**SHORT PROBLEM:**
Reproduce verbatim the stretch of lines from the one containing "tree-item[interactable] [191,780,229,792]" through the one containing "table-cell: 10 Cyl [551,542,627,554]", both ends included.

**INFORMATION SHOWN:**
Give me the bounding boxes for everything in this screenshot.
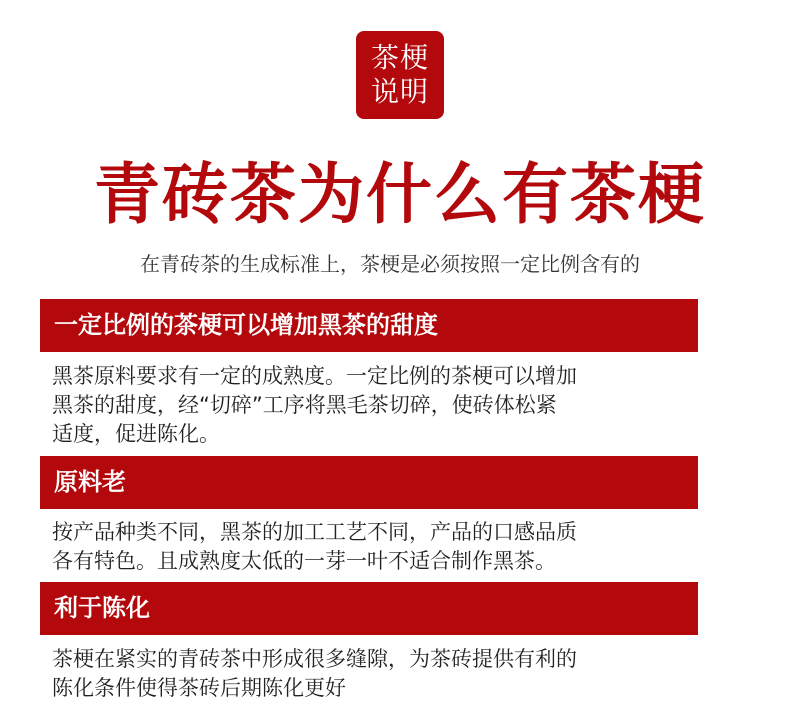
section-heading-aging: 利于陈化 bbox=[40, 582, 698, 635]
body-line: 各有特色。且成熟度太低的一芽一叶不适合制作黑茶。 bbox=[52, 549, 556, 573]
body-line: 按产品种类不同，黑茶的加工工艺不同，产品的口感品质 bbox=[52, 520, 577, 544]
body-line: 黑茶的甜度，经“切碎”工序将黑毛茶切碎，使砖体松紧 bbox=[52, 393, 557, 417]
page-subtitle: 在青砖茶的生成标准上，茶梗是必须按照一定比例含有的 bbox=[140, 252, 640, 276]
badge-line-2: 说明 bbox=[370, 75, 429, 108]
section-body-aging bbox=[52, 645, 692, 703]
tea-stem-badge bbox=[356, 31, 444, 119]
section-heading-mature-material: 原料老 bbox=[40, 456, 698, 509]
body-line: 黑茶原料要求有一定的成熟度。一定比例的茶梗可以增加 bbox=[52, 364, 577, 388]
section-body-mature-material bbox=[52, 518, 692, 576]
page-title: 青砖茶为什么有茶梗 bbox=[94, 156, 706, 233]
body-line: 陈化条件使得茶砖后期陈化更好 bbox=[52, 676, 346, 700]
badge-line-1: 茶梗 bbox=[370, 41, 429, 74]
section-heading-sweetness: 一定比例的茶梗可以增加黑茶的甜度 bbox=[40, 299, 698, 352]
section-body-sweetness bbox=[52, 362, 692, 449]
body-line: 茶梗在紧实的青砖茶中形成很多缝隙，为茶砖提供有利的 bbox=[52, 647, 577, 671]
body-line: 适度，促进陈化。 bbox=[52, 422, 220, 446]
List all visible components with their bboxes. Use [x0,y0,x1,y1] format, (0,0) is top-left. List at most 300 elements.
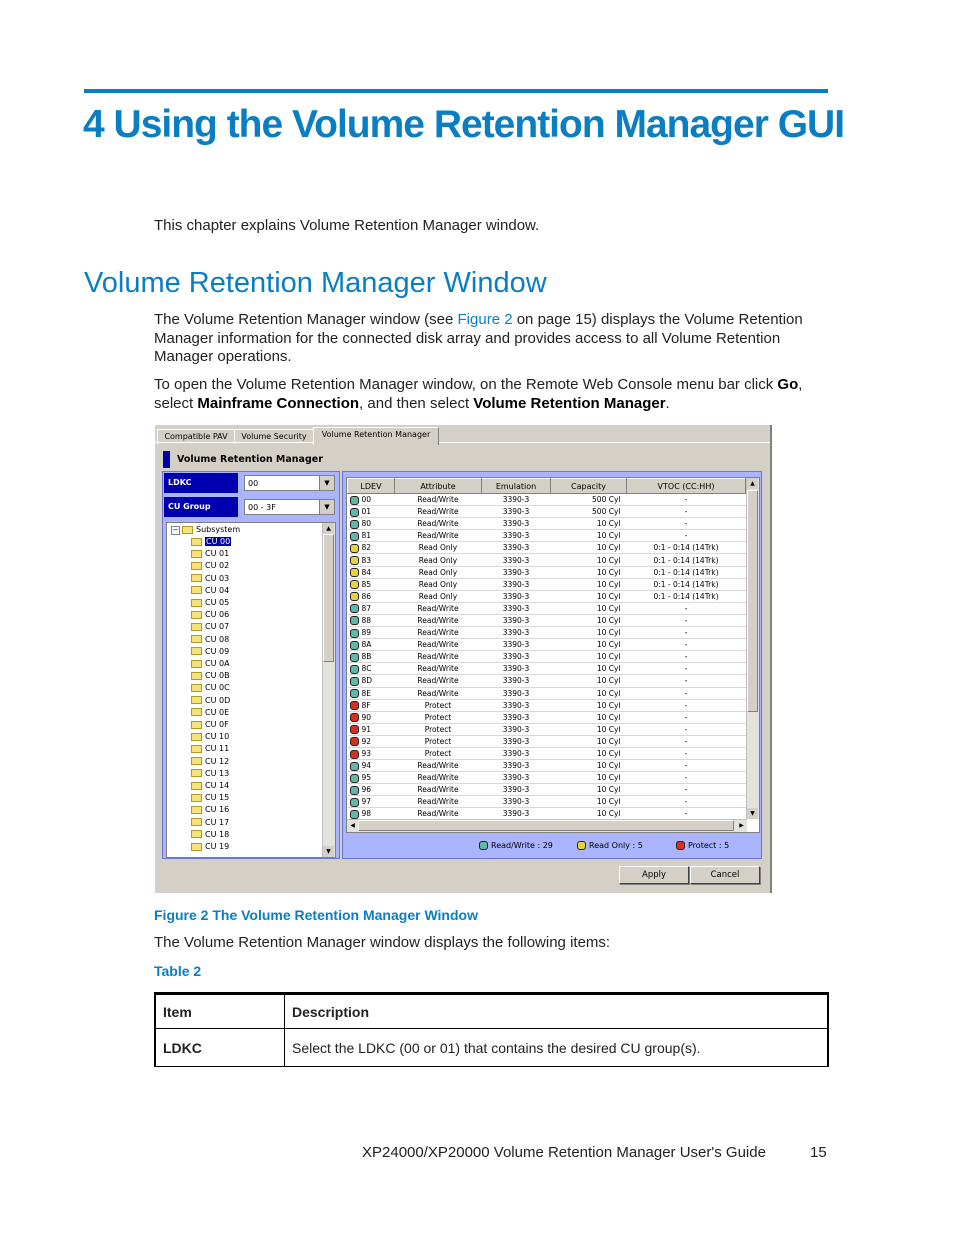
tree-item[interactable] [191,780,229,792]
table-cell [348,796,395,808]
table-cell: Read/Write [395,663,482,675]
ldev-table-body [348,494,746,821]
cu-group-label: CU Group [164,497,238,517]
legend-read-write-label: Read/Write : 29 [491,841,553,850]
grid-vscrollbar[interactable] [746,478,759,819]
tree-item-label: CU 10 [205,732,230,742]
tree-item-label: CU 0C [205,683,230,693]
folder-icon [191,599,202,607]
cylinder-icon [350,653,359,662]
tree-item-label: CU 00 [206,537,231,546]
menu-volume-retention-manager: Volume Retention Manager [473,394,666,412]
cylinder-icon [350,508,359,517]
column-header[interactable]: Attribute [395,479,482,494]
table-cell [348,627,395,639]
table-cell: 3390-3 [482,554,551,566]
table-cell: 10 Cyl [551,542,627,554]
table-cell: - [627,506,746,518]
scroll-up-icon[interactable]: ▲ [747,478,758,489]
grid-hscrollbar[interactable] [347,819,747,832]
column-header[interactable]: Emulation [482,479,551,494]
ldev-id: 95 [361,773,372,783]
folder-icon [191,708,202,716]
table-row[interactable] [348,796,746,808]
chapter-rule [84,89,828,93]
table-row[interactable] [348,554,746,566]
folder-icon [191,745,202,753]
table-cell [348,506,395,518]
table-cell: Read/Write [395,675,482,687]
table-cell: 10 Cyl [551,760,627,772]
table-cell: - [627,687,746,699]
figure-caption: Figure 2 The Volume Retention Manager Window [154,907,478,923]
scroll-right-icon[interactable]: ▶ [739,822,744,829]
table-cell: 3390-3 [482,602,551,614]
cancel-button[interactable]: Cancel [690,866,760,884]
table-row[interactable] [348,530,746,542]
table-cell: - [627,651,746,663]
table-cell [348,675,395,687]
tree-item-label: CU 01 [205,549,230,559]
folder-icon [191,721,202,729]
table-row[interactable] [348,614,746,626]
table-row[interactable] [348,590,746,602]
table-row[interactable] [348,772,746,784]
table-cell: 10 Cyl [551,699,627,711]
table-cell: 10 Cyl [551,747,627,759]
table-cell [348,518,395,530]
folder-icon [191,623,202,631]
cylinder-icon [350,677,359,686]
table-cell: 3390-3 [482,651,551,663]
table-caption: Table 2 [154,963,202,979]
figure-2-link[interactable]: Figure 2 [457,311,513,328]
table-cell [348,554,395,566]
volume-retention-manager-screenshot [155,425,772,893]
folder-icon [191,769,202,777]
table-row[interactable] [348,760,746,772]
table-cell: Read/Write [395,796,482,808]
table-cell: Protect [395,723,482,735]
table-cell [348,494,395,506]
table-cell: 0:1 - 0:14 (14Trk) [627,542,746,554]
ldkc-label: LDKC [164,473,238,493]
table-cell: - [627,723,746,735]
tree-item[interactable] [191,536,231,548]
tree-item[interactable] [191,658,230,670]
folder-icon [191,782,202,790]
tree-item-label: CU 12 [205,756,230,766]
table-cell: Read/Write [395,760,482,772]
cylinder-icon [350,725,359,734]
ldev-id: 80 [361,519,372,529]
tree-item[interactable] [191,792,229,804]
scroll-thumb[interactable] [747,490,758,712]
table-row[interactable] [348,494,746,506]
table-row[interactable] [348,651,746,663]
tree-item-label: CU 16 [205,805,230,815]
table-cell: Read/Write [395,494,482,506]
tree-root[interactable] [171,524,240,536]
cylinder-icon [350,544,359,553]
table-row[interactable] [348,602,746,614]
tree-item-label: CU 0B [205,671,230,681]
ldev-id: 8D [361,676,373,686]
cylinder-icon [350,580,359,589]
cylinder-icon [676,841,685,850]
tree-item[interactable] [191,682,230,694]
column-header[interactable]: LDEV [348,479,395,494]
table-cell: - [627,627,746,639]
table-cell [348,760,395,772]
table-cell [348,723,395,735]
tab-volume-security[interactable]: Volume Security [234,429,314,444]
ldev-id: 82 [361,543,372,553]
table-row[interactable] [348,675,746,687]
table-cell: 3390-3 [482,760,551,772]
table-cell: 10 Cyl [551,590,627,602]
tree-scrollbar[interactable] [322,523,335,857]
table-cell: 3390-3 [482,784,551,796]
folder-icon [191,733,202,741]
table-cell: - [627,796,746,808]
ldev-id: 96 [361,785,372,795]
table-cell: 3390-3 [482,530,551,542]
cylinder-icon [350,750,359,759]
hscroll-thumb[interactable] [358,820,734,831]
chevron-down-icon[interactable]: ▼ [319,500,334,514]
items-table-header [155,994,828,1029]
folder-icon [191,818,202,826]
tree-item[interactable] [191,817,229,829]
folder-icon [191,574,202,582]
table-cell [348,651,395,663]
table-cell: 0:1 - 0:14 (14Trk) [627,554,746,566]
tree-item-label: CU 03 [205,573,230,583]
ldev-id: 98 [361,809,372,819]
tree-item-label: CU 05 [205,598,230,607]
apply-button[interactable]: Apply [619,866,689,884]
tree-item-label: CU 0A [205,659,230,668]
table-cell: - [627,675,746,687]
scroll-down-icon[interactable]: ▼ [747,808,758,819]
table-row[interactable] [348,542,746,554]
items-table [154,992,829,1067]
table-cell: - [627,747,746,759]
table-cell: 10 Cyl [551,651,627,663]
table-cell: 3390-3 [482,518,551,530]
table-cell [348,614,395,626]
tree-item[interactable] [191,695,230,707]
table-cell: - [627,711,746,723]
ldev-id: 85 [361,579,372,589]
table-row[interactable] [348,711,746,723]
tree-item-label: CU 17 [205,817,230,827]
scroll-thumb[interactable] [323,534,334,662]
folder-icon [191,684,202,692]
folder-icon [191,696,202,704]
table-row[interactable] [348,566,746,578]
cylinder-icon [350,568,359,577]
section-title: Volume Retention Manager Window [84,267,547,299]
table-cell: 10 Cyl [551,784,627,796]
table-cell: Read/Write [395,772,482,784]
cylinder-icon [350,689,359,698]
ldev-id: 91 [361,724,372,734]
table-cell: 10 Cyl [551,530,627,542]
tree-item[interactable] [191,841,229,853]
tree-item[interactable] [191,768,229,780]
table-cell: 3390-3 [482,627,551,639]
table-cell [348,663,395,675]
footer-title: XP24000/XP20000 Volume Retention Manager User's Guide [362,1144,766,1161]
table-row[interactable] [348,518,746,530]
tree-item[interactable] [191,707,229,719]
tab-underline [155,442,770,443]
tree-item-label: CU 15 [205,793,230,803]
table-cell: Read/Write [395,651,482,663]
table-cell: 3390-3 [482,808,551,820]
tree-item[interactable] [191,560,229,572]
table-cell: 3390-3 [482,663,551,675]
table-cell [348,590,395,602]
tree-item[interactable] [191,670,230,682]
ldkc-select[interactable] [244,475,335,491]
ldkc-value: 00 [248,479,259,488]
table-row [155,1029,828,1067]
chapter-title: 4 Using the Volume Retention Manager GUI [83,103,845,146]
table-cell: - [627,602,746,614]
cu-group-select[interactable] [244,499,335,515]
table-cell: Read/Write [395,627,482,639]
ldev-id: 97 [361,797,372,807]
cylinder-icon [350,762,359,771]
table-cell: 10 Cyl [551,578,627,590]
table-cell: Read Only [395,590,482,602]
ldev-id: 8F [361,700,371,710]
row-description: Select the LDKC (00 or 01) that contains the desired CU group(s). [285,1029,829,1067]
cylinder-icon [350,616,359,625]
folder-icon [191,635,202,643]
ldev-id: 89 [361,628,372,638]
attribute-legend [346,835,758,855]
table-cell: - [627,639,746,651]
ldev-table [346,477,760,833]
intro-paragraph: This chapter explains Volume Retention Manager window. [154,217,540,234]
table-cell [348,747,395,759]
header-item: Item [155,994,285,1029]
table-cell: 10 Cyl [551,735,627,747]
tree-item[interactable] [191,634,229,646]
tree-item[interactable] [191,573,229,585]
panel-title: Volume Retention Manager [177,454,323,465]
table-cell: 3390-3 [482,796,551,808]
tree-item[interactable] [191,597,229,609]
table-cell: - [627,494,746,506]
folder-icon [191,550,202,558]
folder-icon [191,757,202,765]
collapse-icon[interactable]: − [172,526,179,534]
menu-mainframe-connection: Mainframe Connection [197,394,360,412]
tree-item[interactable] [191,743,229,755]
table-cell: Protect [395,735,482,747]
ldev-id: 8E [361,688,372,698]
cylinder-icon [350,774,359,783]
tree-item[interactable] [191,646,229,658]
table-cell: 500 Cyl [551,494,627,506]
table-row[interactable] [348,578,746,590]
folder-icon [191,586,202,594]
folder-icon [182,526,193,534]
table-cell: 10 Cyl [551,518,627,530]
cylinder-icon [350,532,359,541]
table-cell: Read Only [395,578,482,590]
table-cell: 10 Cyl [551,614,627,626]
table-row[interactable] [348,699,746,711]
tree-item[interactable] [191,585,229,597]
page-number: 15 [810,1144,827,1161]
tab-compatible-pav[interactable]: Compatible PAV [157,429,235,444]
tree-item[interactable] [191,719,229,731]
scroll-left-icon[interactable]: ◀ [350,822,355,829]
row-item: LDKC [155,1029,285,1067]
folder-icon [191,806,202,814]
table-cell: 10 Cyl [551,639,627,651]
legend-read-write [479,841,553,850]
table-cell [348,578,395,590]
para2-text-2: , select [154,376,803,412]
cylinder-icon [350,798,359,807]
paragraph-window-description [154,311,824,367]
table-cell: 3390-3 [482,578,551,590]
table-row[interactable] [348,627,746,639]
tree-item[interactable] [191,804,229,816]
table-row[interactable] [348,723,746,735]
table-cell: Read/Write [395,639,482,651]
tab-volume-retention-manager[interactable]: Volume Retention Manager [313,427,439,445]
table-cell: Read/Write [395,530,482,542]
tree-item[interactable] [191,731,229,743]
table-row[interactable] [348,747,746,759]
table-cell: 0:1 - 0:14 (14Trk) [627,566,746,578]
table-cell: 3390-3 [482,590,551,602]
table-cell: 3390-3 [482,699,551,711]
tree-item[interactable] [191,609,229,621]
table-cell: - [627,518,746,530]
table-cell: 10 Cyl [551,808,627,820]
cylinder-icon [350,556,359,565]
table-cell [348,687,395,699]
legend-read-only [577,841,643,850]
tree-item-label: CU 0F [205,720,229,729]
cu-group-value: 00 - 3F [248,503,276,512]
table-cell: - [627,808,746,820]
table-row[interactable] [348,663,746,675]
cylinder-icon [577,841,586,850]
table-cell: Protect [395,699,482,711]
folder-icon [191,562,202,570]
table-cell: 10 Cyl [551,772,627,784]
tree-item[interactable] [191,621,229,633]
column-header[interactable]: Capacity [551,479,627,494]
ldev-table-header [348,479,746,494]
ldev-id: 8A [361,640,372,650]
table-row[interactable] [348,639,746,651]
table-cell: Read/Write [395,784,482,796]
ldev-id: 8C [361,664,372,674]
chevron-down-icon[interactable]: ▼ [319,476,334,490]
ldev-id: 93 [361,749,372,759]
table-cell: 3390-3 [482,772,551,784]
table-cell: 0:1 - 0:14 (14Trk) [627,578,746,590]
table-cell: 500 Cyl [551,506,627,518]
tree-item[interactable] [191,829,229,841]
table-cell: 3390-3 [482,711,551,723]
table-cell: 3390-3 [482,747,551,759]
table-cell: Read/Write [395,808,482,820]
table-cell: 10 Cyl [551,675,627,687]
tree-item-label: CU 0D [205,695,231,705]
table-row[interactable] [348,735,746,747]
tree-item[interactable] [191,756,229,768]
table-row[interactable] [348,784,746,796]
table-cell: Read Only [395,554,482,566]
cylinder-icon [350,713,359,722]
scroll-down-icon[interactable]: ▼ [323,846,334,857]
table-cell [348,711,395,723]
table-cell: 3390-3 [482,506,551,518]
scroll-up-icon[interactable]: ▲ [323,523,334,534]
table-cell: Read/Write [395,506,482,518]
ldev-id: 8B [361,652,372,662]
cylinder-icon [350,665,359,674]
table-cell: - [627,699,746,711]
panel-title-marker [163,451,170,468]
folder-icon [191,660,202,668]
table-cell: 10 Cyl [551,663,627,675]
ldev-id: 01 [361,507,372,517]
table-cell: Protect [395,711,482,723]
ldev-id: 92 [361,736,372,746]
table-cell [348,542,395,554]
column-header[interactable]: VTOC (CC:HH) [627,479,746,494]
para1-text-end: on page 15) displays the Volume Retention Manager information for the connected disk array and provides access to all Volume Retention Manager operations. [154,311,803,365]
tree-item-label: CU 14 [205,781,230,790]
tree-item-label: CU 06 [205,610,230,620]
cylinder-icon [350,641,359,650]
table-cell: - [627,772,746,784]
table-cell: 10 Cyl [551,627,627,639]
tree-item-label: CU 09 [205,646,230,656]
tree-item-label: CU 19 [205,842,230,851]
table-cell: Read/Write [395,602,482,614]
cylinder-icon [350,629,359,638]
cylinder-icon [350,496,359,505]
table-row[interactable] [348,506,746,518]
tree-item[interactable] [191,548,229,560]
cylinder-icon [350,592,359,601]
ldev-id: 88 [361,615,372,625]
table-cell [348,784,395,796]
tree-item-label: CU 02 [205,561,230,571]
tree-item-label: CU 0E [205,707,230,717]
ldev-id: 90 [361,712,372,722]
table-row[interactable] [348,687,746,699]
ldev-id: 87 [361,603,372,613]
ldev-table-grid [347,478,746,821]
para2-text-3: , and then select [359,394,474,412]
table-cell: - [627,760,746,772]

**ANSWER FOR THIS EXERCISE:**
tree-item[interactable] [191,780,229,792]
table-cell [348,796,395,808]
table-cell: Read/Write [395,663,482,675]
ldev-table-body [348,494,746,821]
cu-group-label: CU Group [164,497,238,517]
legend-read-write-label: Read/Write : 29 [491,841,553,850]
grid-vscrollbar[interactable] [746,478,759,819]
tree-item-label: CU 10 [205,732,230,742]
tree-item-label: CU 0C [205,683,230,693]
folder-icon [191,599,202,607]
cylinder-icon [350,653,359,662]
tree-item-label: CU 00 [206,537,231,546]
menu-volume-retention-manager: Volume Retention Manager [473,394,666,412]
cylinder-icon [350,508,359,517]
column-header[interactable]: Attribute [395,479,482,494]
table-cell [348,627,395,639]
table-cell: 3390-3 [482,554,551,566]
table-cell: 10 Cyl [551,542,627,554]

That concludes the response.